> **Written problem**
Extract every line where the string "исследования" appears.

-- Start Supplied data --

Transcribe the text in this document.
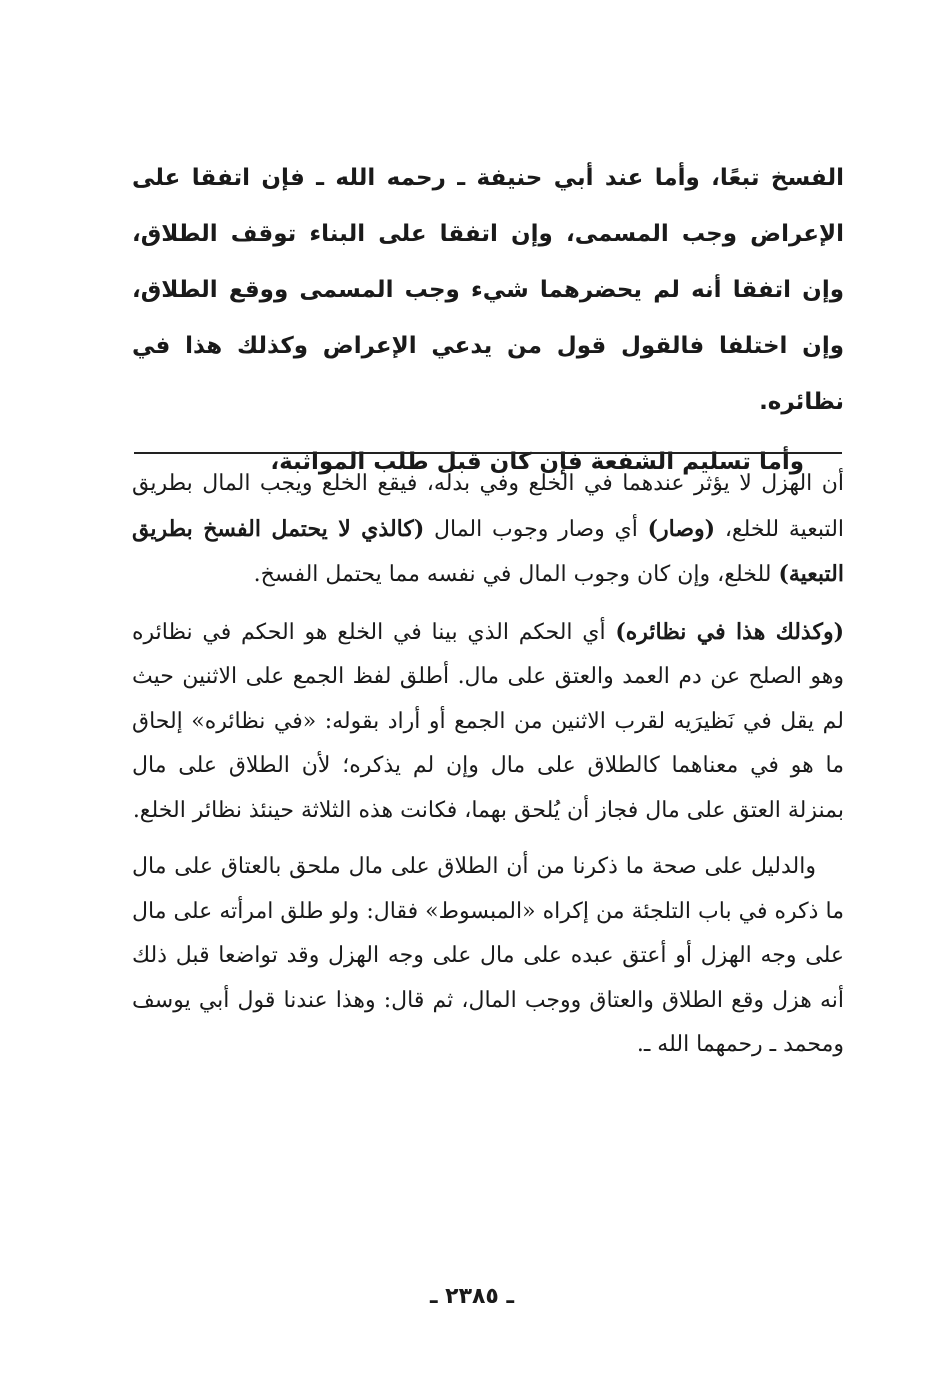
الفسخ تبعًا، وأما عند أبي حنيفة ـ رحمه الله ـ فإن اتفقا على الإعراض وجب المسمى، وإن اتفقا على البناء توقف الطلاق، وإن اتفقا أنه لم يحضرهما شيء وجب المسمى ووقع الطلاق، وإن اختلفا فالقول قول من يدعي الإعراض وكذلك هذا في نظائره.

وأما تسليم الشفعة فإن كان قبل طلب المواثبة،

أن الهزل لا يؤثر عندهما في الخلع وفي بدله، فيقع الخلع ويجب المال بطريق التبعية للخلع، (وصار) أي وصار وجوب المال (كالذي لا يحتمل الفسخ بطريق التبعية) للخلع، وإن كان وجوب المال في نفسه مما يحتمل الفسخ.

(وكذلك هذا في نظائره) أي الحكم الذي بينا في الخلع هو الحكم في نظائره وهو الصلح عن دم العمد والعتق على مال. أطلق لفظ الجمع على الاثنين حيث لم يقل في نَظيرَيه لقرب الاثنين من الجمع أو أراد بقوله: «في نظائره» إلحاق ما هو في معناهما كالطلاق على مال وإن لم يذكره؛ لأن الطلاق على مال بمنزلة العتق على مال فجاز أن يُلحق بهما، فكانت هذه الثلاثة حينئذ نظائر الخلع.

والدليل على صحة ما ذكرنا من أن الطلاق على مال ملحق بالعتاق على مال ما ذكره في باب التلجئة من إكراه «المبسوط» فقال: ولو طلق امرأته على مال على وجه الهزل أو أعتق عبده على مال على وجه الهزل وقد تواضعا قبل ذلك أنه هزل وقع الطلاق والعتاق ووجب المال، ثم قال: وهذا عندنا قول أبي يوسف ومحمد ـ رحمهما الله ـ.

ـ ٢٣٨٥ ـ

-- End Supplied data --
-- Start Supplied data --

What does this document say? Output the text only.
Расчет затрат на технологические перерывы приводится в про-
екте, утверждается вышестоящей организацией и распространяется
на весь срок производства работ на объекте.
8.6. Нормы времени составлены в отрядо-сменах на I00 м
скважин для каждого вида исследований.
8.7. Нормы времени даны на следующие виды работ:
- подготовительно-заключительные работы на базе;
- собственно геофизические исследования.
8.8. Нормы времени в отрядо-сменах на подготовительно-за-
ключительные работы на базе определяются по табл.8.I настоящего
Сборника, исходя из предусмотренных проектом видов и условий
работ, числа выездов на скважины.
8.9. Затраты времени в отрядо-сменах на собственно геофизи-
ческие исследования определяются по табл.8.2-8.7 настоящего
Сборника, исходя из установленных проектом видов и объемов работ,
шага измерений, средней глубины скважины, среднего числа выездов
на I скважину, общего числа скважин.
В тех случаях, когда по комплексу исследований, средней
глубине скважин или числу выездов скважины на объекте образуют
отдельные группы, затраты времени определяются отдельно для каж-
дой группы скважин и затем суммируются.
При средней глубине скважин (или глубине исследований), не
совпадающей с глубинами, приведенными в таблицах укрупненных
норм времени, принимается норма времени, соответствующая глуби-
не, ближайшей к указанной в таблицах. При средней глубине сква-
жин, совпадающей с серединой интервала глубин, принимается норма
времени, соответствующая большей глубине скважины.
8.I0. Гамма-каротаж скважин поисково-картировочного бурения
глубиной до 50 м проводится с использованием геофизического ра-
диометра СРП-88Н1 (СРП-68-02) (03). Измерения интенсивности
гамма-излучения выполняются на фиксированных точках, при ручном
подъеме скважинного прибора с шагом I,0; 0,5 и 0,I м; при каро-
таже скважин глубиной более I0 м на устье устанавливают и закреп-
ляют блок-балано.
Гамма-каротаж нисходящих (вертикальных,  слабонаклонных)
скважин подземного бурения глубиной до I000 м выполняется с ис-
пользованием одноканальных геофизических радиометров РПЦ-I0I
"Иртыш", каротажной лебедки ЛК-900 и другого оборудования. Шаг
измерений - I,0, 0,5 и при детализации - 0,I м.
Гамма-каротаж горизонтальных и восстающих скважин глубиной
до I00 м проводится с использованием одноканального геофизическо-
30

-- End Supplied data --
-- Start Supplied data --

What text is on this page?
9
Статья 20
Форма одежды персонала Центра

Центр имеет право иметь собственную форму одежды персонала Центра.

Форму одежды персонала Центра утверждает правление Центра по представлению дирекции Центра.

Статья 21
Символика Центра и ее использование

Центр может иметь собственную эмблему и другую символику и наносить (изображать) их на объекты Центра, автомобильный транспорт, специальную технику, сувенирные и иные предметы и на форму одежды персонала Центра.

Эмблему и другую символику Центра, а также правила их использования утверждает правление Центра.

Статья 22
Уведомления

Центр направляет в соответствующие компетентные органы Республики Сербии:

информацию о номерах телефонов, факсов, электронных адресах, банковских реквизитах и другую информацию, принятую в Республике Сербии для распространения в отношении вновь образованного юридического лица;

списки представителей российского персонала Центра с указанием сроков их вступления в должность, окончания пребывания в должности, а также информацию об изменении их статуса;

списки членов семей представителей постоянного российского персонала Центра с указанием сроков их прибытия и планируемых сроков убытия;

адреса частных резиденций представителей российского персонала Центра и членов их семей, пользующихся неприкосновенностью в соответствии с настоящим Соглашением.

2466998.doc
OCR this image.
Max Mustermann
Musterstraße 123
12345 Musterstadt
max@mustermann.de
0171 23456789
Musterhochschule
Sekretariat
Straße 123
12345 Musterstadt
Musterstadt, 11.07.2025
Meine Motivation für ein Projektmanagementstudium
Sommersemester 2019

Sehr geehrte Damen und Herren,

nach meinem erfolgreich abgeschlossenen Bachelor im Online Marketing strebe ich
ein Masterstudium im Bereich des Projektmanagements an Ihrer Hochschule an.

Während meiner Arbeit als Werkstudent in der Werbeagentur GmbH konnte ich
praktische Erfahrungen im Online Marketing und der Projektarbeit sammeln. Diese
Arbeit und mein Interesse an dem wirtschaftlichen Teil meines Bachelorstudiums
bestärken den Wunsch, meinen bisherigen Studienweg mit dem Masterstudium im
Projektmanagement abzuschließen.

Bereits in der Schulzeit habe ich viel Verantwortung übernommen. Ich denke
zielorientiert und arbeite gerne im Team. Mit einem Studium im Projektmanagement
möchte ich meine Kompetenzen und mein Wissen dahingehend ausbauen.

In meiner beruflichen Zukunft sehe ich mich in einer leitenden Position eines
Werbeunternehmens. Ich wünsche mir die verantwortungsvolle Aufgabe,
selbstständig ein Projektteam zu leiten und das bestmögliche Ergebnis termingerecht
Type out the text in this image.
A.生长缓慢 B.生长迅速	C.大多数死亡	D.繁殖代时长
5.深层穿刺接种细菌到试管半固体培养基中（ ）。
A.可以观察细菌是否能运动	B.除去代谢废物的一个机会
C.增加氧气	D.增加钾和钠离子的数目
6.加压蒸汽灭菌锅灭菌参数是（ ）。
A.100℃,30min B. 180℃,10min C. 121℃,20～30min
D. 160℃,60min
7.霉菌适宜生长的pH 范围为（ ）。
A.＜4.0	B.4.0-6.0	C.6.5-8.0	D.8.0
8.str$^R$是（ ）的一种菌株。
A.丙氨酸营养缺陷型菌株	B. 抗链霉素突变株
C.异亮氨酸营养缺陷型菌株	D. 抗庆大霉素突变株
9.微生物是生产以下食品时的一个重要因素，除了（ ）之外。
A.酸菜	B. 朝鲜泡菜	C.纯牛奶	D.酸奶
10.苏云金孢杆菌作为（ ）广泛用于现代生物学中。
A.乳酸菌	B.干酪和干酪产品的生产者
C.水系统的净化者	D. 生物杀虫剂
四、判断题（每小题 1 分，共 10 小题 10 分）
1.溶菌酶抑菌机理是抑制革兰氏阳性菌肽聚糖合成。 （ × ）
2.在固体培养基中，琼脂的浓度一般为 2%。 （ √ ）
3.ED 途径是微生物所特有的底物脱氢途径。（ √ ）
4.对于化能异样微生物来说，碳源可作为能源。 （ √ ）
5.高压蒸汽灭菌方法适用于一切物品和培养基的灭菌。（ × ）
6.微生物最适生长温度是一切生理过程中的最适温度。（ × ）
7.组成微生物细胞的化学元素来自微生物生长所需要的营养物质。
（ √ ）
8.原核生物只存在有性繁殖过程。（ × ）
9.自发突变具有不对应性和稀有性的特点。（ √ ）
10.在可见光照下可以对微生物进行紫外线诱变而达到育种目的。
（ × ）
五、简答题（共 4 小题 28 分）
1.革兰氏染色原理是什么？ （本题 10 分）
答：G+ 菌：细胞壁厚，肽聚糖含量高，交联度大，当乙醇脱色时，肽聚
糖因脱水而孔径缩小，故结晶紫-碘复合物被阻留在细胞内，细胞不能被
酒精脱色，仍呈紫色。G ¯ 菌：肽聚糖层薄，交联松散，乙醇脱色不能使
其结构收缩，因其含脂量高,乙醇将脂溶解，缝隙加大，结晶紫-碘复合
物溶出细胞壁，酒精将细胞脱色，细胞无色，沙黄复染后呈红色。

-- End Supplied data --

> **Complete answer**
- собственно геофизические исследования.
ческие исследования определяются по табл.8.2-8.7 настоящего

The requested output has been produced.